(WHAT IS BEING ASKED) Tally every line of the listing below that holds "anterior", then give the tally alone.

___ DATA

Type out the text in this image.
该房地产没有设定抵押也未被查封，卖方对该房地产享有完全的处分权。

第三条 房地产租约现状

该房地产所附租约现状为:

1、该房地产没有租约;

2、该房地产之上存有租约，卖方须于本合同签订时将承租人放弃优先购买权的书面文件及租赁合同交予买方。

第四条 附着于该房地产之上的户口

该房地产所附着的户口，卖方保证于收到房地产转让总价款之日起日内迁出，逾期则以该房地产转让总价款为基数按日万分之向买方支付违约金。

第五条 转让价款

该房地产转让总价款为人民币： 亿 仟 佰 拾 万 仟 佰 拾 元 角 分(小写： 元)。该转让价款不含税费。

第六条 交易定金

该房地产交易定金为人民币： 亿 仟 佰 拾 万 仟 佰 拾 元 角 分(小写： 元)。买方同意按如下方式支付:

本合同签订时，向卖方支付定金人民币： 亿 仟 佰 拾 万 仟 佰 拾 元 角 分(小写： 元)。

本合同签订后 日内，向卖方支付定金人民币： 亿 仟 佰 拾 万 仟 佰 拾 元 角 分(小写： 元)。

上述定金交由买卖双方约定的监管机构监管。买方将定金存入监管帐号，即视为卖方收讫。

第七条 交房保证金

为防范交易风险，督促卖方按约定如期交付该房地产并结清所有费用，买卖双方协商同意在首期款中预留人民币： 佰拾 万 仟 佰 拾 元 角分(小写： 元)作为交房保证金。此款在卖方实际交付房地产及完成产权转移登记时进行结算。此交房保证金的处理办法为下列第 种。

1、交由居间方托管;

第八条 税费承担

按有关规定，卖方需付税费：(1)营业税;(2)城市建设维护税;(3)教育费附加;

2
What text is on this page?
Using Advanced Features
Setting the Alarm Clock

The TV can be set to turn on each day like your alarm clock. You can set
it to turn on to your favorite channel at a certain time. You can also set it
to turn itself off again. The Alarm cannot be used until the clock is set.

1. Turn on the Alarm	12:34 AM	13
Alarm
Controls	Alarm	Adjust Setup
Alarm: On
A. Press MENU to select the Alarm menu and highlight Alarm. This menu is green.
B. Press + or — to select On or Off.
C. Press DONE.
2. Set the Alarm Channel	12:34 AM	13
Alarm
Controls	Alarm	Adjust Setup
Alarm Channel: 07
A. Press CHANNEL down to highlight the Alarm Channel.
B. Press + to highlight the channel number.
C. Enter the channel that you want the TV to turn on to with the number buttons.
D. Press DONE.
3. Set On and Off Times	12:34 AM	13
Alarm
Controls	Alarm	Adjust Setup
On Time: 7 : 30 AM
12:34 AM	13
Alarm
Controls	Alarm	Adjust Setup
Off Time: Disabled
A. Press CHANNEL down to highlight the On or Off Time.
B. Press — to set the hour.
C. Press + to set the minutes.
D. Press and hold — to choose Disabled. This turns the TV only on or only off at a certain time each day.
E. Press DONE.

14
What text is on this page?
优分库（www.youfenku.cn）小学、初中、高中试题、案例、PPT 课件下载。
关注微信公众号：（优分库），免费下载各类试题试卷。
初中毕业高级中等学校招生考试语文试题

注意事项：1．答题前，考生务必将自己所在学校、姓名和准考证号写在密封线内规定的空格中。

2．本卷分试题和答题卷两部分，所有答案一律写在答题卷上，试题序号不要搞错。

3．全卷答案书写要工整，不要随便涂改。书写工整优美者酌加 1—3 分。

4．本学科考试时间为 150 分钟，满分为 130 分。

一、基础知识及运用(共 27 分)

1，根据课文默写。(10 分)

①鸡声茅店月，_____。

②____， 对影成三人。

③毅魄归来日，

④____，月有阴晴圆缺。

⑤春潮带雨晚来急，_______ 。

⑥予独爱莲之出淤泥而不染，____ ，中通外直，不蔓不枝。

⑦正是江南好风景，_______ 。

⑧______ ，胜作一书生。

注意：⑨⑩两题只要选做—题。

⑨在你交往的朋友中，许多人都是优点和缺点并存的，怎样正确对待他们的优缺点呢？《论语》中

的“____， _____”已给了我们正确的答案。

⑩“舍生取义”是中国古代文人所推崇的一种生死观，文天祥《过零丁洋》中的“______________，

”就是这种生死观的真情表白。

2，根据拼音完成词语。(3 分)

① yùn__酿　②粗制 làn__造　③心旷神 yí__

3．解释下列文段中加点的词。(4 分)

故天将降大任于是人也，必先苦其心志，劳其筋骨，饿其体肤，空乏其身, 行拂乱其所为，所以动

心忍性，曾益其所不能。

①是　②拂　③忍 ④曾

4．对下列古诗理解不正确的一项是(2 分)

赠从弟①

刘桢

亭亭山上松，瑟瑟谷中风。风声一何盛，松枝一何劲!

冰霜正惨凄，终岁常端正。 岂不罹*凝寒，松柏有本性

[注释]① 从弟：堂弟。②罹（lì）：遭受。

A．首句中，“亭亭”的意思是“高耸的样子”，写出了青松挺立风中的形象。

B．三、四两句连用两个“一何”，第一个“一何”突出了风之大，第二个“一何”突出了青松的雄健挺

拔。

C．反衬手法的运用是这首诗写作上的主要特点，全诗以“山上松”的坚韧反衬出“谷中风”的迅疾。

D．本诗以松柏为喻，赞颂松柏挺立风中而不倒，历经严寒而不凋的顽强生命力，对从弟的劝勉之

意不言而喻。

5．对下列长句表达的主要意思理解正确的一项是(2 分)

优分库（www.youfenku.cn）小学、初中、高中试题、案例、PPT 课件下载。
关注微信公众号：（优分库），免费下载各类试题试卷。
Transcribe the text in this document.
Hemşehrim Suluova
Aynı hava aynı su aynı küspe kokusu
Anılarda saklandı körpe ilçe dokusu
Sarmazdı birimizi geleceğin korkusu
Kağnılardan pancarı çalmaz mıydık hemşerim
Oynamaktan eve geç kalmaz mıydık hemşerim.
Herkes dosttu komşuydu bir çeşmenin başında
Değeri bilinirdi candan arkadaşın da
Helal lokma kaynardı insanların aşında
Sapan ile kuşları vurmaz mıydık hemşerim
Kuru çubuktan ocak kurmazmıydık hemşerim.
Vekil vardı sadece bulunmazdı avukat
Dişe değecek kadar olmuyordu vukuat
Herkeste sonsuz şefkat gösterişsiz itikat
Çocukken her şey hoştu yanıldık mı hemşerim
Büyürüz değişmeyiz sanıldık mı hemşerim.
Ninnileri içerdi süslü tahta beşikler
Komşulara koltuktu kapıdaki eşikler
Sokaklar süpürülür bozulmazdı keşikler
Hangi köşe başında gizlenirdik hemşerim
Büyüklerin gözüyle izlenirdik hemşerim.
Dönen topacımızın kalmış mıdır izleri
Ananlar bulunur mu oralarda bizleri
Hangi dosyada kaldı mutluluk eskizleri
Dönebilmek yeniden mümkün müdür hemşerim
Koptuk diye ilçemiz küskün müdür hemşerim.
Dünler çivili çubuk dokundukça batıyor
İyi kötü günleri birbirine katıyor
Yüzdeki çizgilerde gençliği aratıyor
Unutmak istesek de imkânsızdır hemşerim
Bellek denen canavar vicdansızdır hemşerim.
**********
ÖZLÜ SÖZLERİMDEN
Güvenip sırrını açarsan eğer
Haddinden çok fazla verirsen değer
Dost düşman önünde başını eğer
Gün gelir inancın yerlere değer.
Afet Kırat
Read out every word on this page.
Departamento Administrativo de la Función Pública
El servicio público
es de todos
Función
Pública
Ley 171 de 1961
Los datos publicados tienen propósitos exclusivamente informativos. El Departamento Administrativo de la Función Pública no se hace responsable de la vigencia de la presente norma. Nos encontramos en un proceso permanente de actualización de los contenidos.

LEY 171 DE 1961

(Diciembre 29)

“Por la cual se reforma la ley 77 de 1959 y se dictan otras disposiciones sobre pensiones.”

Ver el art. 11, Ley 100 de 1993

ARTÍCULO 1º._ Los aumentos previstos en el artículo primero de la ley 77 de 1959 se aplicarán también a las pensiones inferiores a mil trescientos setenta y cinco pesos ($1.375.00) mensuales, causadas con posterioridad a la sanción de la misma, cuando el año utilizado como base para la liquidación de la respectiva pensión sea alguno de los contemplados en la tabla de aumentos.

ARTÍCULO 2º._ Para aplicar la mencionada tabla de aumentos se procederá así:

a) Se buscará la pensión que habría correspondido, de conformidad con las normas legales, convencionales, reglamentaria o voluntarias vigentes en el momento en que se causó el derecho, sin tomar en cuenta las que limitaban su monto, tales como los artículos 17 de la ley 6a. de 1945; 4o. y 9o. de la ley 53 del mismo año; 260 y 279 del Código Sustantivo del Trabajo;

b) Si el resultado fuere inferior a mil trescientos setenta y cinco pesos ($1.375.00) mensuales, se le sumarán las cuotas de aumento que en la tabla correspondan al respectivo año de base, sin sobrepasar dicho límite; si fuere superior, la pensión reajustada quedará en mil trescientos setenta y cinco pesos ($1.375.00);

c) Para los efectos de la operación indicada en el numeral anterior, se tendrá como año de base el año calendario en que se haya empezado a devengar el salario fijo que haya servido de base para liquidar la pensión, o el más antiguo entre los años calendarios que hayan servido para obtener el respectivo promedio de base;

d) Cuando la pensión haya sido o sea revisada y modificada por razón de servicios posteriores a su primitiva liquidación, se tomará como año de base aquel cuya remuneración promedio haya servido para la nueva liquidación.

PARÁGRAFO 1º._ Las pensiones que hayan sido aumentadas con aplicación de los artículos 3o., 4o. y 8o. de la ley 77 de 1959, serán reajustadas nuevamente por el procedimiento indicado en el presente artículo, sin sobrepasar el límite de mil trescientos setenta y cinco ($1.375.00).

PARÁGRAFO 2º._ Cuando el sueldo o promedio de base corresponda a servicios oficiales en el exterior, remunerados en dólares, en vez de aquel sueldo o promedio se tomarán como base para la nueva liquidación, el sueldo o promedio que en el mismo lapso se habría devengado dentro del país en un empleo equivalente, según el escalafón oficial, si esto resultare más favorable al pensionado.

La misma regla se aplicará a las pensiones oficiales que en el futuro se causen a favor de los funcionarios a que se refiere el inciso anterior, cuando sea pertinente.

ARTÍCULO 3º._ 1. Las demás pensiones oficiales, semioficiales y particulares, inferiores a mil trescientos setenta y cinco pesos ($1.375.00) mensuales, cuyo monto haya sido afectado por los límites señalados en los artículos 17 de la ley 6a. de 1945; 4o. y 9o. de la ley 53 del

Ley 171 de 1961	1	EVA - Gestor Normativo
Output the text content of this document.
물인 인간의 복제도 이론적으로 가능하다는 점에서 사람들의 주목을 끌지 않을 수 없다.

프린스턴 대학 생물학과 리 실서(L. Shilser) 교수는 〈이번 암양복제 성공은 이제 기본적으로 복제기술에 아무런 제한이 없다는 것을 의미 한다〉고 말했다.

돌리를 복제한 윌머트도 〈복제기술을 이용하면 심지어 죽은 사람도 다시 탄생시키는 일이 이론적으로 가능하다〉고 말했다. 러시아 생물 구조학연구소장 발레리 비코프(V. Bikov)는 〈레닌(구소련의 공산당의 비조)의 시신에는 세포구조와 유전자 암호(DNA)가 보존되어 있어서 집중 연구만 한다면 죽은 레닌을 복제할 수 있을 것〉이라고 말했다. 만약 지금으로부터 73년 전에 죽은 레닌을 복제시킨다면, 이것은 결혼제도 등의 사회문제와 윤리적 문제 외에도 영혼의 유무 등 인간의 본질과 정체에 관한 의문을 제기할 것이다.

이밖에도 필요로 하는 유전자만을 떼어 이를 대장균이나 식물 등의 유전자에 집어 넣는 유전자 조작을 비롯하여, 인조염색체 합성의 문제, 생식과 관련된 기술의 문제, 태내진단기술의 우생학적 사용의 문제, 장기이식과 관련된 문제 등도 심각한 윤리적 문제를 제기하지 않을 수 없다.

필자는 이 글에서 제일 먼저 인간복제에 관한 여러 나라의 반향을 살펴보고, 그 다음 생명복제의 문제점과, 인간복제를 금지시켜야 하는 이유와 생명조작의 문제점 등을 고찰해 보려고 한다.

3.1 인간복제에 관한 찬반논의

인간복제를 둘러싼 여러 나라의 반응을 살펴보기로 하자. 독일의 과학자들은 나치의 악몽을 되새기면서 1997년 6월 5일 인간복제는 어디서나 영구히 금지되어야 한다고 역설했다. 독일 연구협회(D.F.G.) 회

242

______

(RESULT BELOW) 2